--- start ---
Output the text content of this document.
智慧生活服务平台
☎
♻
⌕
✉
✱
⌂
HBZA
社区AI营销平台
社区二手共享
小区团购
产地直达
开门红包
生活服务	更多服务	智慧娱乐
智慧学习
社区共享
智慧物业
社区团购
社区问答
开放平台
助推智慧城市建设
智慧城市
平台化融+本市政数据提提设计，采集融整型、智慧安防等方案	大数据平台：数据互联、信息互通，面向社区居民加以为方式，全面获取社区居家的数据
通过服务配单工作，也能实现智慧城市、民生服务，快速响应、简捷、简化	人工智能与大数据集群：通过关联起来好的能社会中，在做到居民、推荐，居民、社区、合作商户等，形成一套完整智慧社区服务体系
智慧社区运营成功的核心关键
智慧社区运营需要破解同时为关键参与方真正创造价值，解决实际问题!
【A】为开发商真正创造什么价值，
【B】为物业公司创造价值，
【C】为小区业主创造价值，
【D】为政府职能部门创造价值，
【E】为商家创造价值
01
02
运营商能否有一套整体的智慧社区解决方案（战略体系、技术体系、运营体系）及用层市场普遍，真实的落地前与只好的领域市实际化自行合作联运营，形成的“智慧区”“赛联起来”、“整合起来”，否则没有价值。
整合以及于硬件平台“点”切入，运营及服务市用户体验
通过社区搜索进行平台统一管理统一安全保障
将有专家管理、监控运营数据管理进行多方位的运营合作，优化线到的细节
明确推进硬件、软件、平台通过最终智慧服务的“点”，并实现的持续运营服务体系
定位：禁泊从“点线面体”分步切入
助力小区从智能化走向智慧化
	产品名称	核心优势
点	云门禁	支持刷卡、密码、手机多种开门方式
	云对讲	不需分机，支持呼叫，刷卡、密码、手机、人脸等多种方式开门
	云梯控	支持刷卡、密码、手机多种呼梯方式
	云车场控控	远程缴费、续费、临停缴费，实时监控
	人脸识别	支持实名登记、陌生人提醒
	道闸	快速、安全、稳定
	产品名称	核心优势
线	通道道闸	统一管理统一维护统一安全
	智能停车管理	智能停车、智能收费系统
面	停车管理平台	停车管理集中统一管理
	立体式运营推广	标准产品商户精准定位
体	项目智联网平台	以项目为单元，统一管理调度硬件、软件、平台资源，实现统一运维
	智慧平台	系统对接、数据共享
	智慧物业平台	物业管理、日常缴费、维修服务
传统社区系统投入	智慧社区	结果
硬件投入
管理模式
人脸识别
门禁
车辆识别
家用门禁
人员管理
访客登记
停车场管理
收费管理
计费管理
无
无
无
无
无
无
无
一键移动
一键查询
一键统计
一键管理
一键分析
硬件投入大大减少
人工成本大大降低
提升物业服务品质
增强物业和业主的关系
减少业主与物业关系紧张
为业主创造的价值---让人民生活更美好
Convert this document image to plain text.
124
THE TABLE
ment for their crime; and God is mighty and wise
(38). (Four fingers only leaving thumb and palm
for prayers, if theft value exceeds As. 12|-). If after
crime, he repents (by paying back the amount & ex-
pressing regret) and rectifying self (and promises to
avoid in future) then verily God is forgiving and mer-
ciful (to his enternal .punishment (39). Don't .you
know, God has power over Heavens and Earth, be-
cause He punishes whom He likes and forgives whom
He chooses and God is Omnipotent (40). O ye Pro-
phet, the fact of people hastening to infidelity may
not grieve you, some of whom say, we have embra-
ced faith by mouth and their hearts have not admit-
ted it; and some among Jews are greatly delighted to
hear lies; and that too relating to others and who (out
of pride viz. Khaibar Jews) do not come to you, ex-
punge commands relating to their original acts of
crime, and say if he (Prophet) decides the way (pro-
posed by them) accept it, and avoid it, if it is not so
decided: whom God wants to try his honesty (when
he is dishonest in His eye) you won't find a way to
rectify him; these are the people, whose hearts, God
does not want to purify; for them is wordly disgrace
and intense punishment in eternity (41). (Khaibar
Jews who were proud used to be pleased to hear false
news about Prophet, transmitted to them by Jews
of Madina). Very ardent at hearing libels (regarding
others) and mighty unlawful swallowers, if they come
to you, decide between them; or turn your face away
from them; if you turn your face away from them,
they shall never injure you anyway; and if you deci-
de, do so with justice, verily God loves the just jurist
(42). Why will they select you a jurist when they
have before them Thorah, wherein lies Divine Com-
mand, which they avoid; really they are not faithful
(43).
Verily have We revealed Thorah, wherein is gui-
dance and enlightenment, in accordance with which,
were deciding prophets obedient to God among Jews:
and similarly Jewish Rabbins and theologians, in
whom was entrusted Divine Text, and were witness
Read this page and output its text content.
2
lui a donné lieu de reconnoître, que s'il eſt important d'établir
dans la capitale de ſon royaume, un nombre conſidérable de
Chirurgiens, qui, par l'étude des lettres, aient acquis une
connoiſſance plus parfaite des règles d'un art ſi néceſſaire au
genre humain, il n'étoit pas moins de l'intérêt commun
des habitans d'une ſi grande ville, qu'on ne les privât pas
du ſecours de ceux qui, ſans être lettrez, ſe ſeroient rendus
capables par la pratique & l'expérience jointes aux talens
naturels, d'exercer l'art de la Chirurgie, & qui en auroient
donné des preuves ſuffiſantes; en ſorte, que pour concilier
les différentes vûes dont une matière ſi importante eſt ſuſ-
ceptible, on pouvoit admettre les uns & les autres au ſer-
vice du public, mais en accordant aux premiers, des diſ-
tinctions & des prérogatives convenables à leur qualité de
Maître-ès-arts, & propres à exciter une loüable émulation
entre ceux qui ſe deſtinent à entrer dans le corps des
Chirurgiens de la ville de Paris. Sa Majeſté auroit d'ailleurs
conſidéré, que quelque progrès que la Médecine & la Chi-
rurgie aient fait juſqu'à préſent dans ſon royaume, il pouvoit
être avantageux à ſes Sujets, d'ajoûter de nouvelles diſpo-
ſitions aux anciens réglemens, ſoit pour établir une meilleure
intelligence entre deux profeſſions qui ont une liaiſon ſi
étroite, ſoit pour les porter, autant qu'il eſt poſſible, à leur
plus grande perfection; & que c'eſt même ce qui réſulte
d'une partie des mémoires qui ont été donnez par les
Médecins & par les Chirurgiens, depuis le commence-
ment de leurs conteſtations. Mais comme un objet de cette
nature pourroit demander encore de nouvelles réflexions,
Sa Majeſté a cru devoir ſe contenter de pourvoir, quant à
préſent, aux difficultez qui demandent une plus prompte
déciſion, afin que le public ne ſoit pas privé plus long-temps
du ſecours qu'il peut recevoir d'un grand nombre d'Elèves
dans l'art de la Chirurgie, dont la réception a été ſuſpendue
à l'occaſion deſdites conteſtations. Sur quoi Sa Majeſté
--- end ---
Every entry should be printed again exactly as written.

Output the text content of this document.
智慧生活服务平台
☎
♻
⌕
✉
✱
⌂
HBZA
社区AI营销平台
社区二手共享
小区团购
产地直达
开门红包
生活服务	更多服务	智慧娱乐
智慧学习
社区共享
智慧物业
社区团购
社区问答
开放平台
助推智慧城市建设
智慧城市
平台化融+本市政数据提提设计，采集融整型、智慧安防等方案	大数据平台：数据互联、信息互通，面向社区居民加以为方式，全面获取社区居家的数据
通过服务配单工作，也能实现智慧城市、民生服务，快速响应、简捷、简化	人工智能与大数据集群：通过关联起来好的能社会中，在做到居民、推荐，居民、社区、合作商户等，形成一套完整智慧社区服务体系
智慧社区运营成功的核心关键
智慧社区运营需要破解同时为关键参与方真正创造价值，解决实际问题!
【A】为开发商真正创造什么价值，
【B】为物业公司创造价值，
【C】为小区业主创造价值，
【D】为政府职能部门创造价值，
【E】为商家创造价值
01
02
运营商能否有一套整体的智慧社区解决方案（战略体系、技术体系、运营体系）及用层市场普遍，真实的落地前与只好的领域市实际化自行合作联运营，形成的“智慧区”“赛联起来”、“整合起来”，否则没有价值。
整合以及于硬件平台“点”切入，运营及服务市用户体验
通过社区搜索进行平台统一管理统一安全保障
将有专家管理、监控运营数据管理进行多方位的运营合作，优化线到的细节
明确推进硬件、软件、平台通过最终智慧服务的“点”，并实现的持续运营服务体系
定位：禁泊从“点线面体”分步切入
助力小区从智能化走向智慧化
	产品名称	核心优势
点	云门禁	支持刷卡、密码、手机多种开门方式
	云对讲	不需分机，支持呼叫，刷卡、密码、手机、人脸等多种方式开门
	云梯控	支持刷卡、密码、手机多种呼梯方式
	云车场控控	远程缴费、续费、临停缴费，实时监控
	人脸识别	支持实名登记、陌生人提醒
	道闸	快速、安全、稳定
	产品名称	核心优势
线	通道道闸	统一管理统一维护统一安全
	智能停车管理	智能停车、智能收费系统
面	停车管理平台	停车管理集中统一管理
	立体式运营推广	标准产品商户精准定位
体	项目智联网平台	以项目为单元，统一管理调度硬件、软件、平台资源，实现统一运维
	智慧平台	系统对接、数据共享
	智慧物业平台	物业管理、日常缴费、维修服务
传统社区系统投入	智慧社区	结果
硬件投入
管理模式
人脸识别
门禁
车辆识别
家用门禁
人员管理
访客登记
停车场管理
收费管理
计费管理
无
无
无
无
无
无
无
一键移动
一键查询
一键统计
一键管理
一键分析
硬件投入大大减少
人工成本大大降低
提升物业服务品质
增强物业和业主的关系
减少业主与物业关系紧张
为业主创造的价值---让人民生活更美好
Convert this document image to plain text.
124
THE TABLE
ment for their crime; and God is mighty and wise
(38). (Four fingers only leaving thumb and palm
for prayers, if theft value exceeds As. 12|-). If after
crime, he repents (by paying back the amount & ex-
pressing regret) and rectifying self (and promises to
avoid in future) then verily God is forgiving and mer-
ciful (to his enternal .punishment (39). Don't .you
know, God has power over Heavens and Earth, be-
cause He punishes whom He likes and forgives whom
He chooses and God is Omnipotent (40). O ye Pro-
phet, the fact of people hastening to infidelity may
not grieve you, some of whom say, we have embra-
ced faith by mouth and their hearts have not admit-
ted it; and some among Jews are greatly delighted to
hear lies; and that too relating to others and who (out
of pride viz. Khaibar Jews) do not come to you, ex-
punge commands relating to their original acts of
crime, and say if he (Prophet) decides the way (pro-
posed by them) accept it, and avoid it, if it is not so
decided: whom God wants to try his honesty (when
he is dishonest in His eye) you won't find a way to
rectify him; these are the people, whose hearts, God
does not want to purify; for them is wordly disgrace
and intense punishment in eternity (41). (Khaibar
Jews who were proud used to be pleased to hear false
news about Prophet, transmitted to them by Jews
of Madina). Very ardent at hearing libels (regarding
others) and mighty unlawful swallowers, if they come
to you, decide between them; or turn your face away
from them; if you turn your face away from them,
they shall never injure you anyway; and if you deci-
de, do so with justice, verily God loves the just jurist
(42). Why will they select you a jurist when they
have before them Thorah, wherein lies Divine Com-
mand, which they avoid; really they are not faithful
(43).
Verily have We revealed Thorah, wherein is gui-
dance and enlightenment, in accordance with which,
were deciding prophets obedient to God among Jews:
and similarly Jewish Rabbins and theologians, in
whom was entrusted Divine Text, and were witness
Read this page and output its text content.
2
lui a donné lieu de reconnoître, que s'il eſt important d'établir
dans la capitale de ſon royaume, un nombre conſidérable de
Chirurgiens, qui, par l'étude des lettres, aient acquis une
connoiſſance plus parfaite des règles d'un art ſi néceſſaire au
genre humain, il n'étoit pas moins de l'intérêt commun
des habitans d'une ſi grande ville, qu'on ne les privât pas
du ſecours de ceux qui, ſans être lettrez, ſe ſeroient rendus
capables par la pratique & l'expérience jointes aux talens
naturels, d'exercer l'art de la Chirurgie, & qui en auroient
donné des preuves ſuffiſantes; en ſorte, que pour concilier
les différentes vûes dont une matière ſi importante eſt ſuſ-
ceptible, on pouvoit admettre les uns & les autres au ſer-
vice du public, mais en accordant aux premiers, des diſ-
tinctions & des prérogatives convenables à leur qualité de
Maître-ès-arts, & propres à exciter une loüable émulation
entre ceux qui ſe deſtinent à entrer dans le corps des
Chirurgiens de la ville de Paris. Sa Majeſté auroit d'ailleurs
conſidéré, que quelque progrès que la Médecine & la Chi-
rurgie aient fait juſqu'à préſent dans ſon royaume, il pouvoit
être avantageux à ſes Sujets, d'ajoûter de nouvelles diſpo-
ſitions aux anciens réglemens, ſoit pour établir une meilleure
intelligence entre deux profeſſions qui ont une liaiſon ſi
étroite, ſoit pour les porter, autant qu'il eſt poſſible, à leur
plus grande perfection; & que c'eſt même ce qui réſulte
d'une partie des mémoires qui ont été donnez par les
Médecins & par les Chirurgiens, depuis le commence-
ment de leurs conteſtations. Mais comme un objet de cette
nature pourroit demander encore de nouvelles réflexions,
Sa Majeſté a cru devoir ſe contenter de pourvoir, quant à
préſent, aux difficultez qui demandent une plus prompte
déciſion, afin que le public ne ſoit pas privé plus long-temps
du ſecours qu'il peut recevoir d'un grand nombre d'Elèves
dans l'art de la Chirurgie, dont la réception a été ſuſpendue
à l'occaſion deſdites conteſtations. Sur quoi Sa Majeſté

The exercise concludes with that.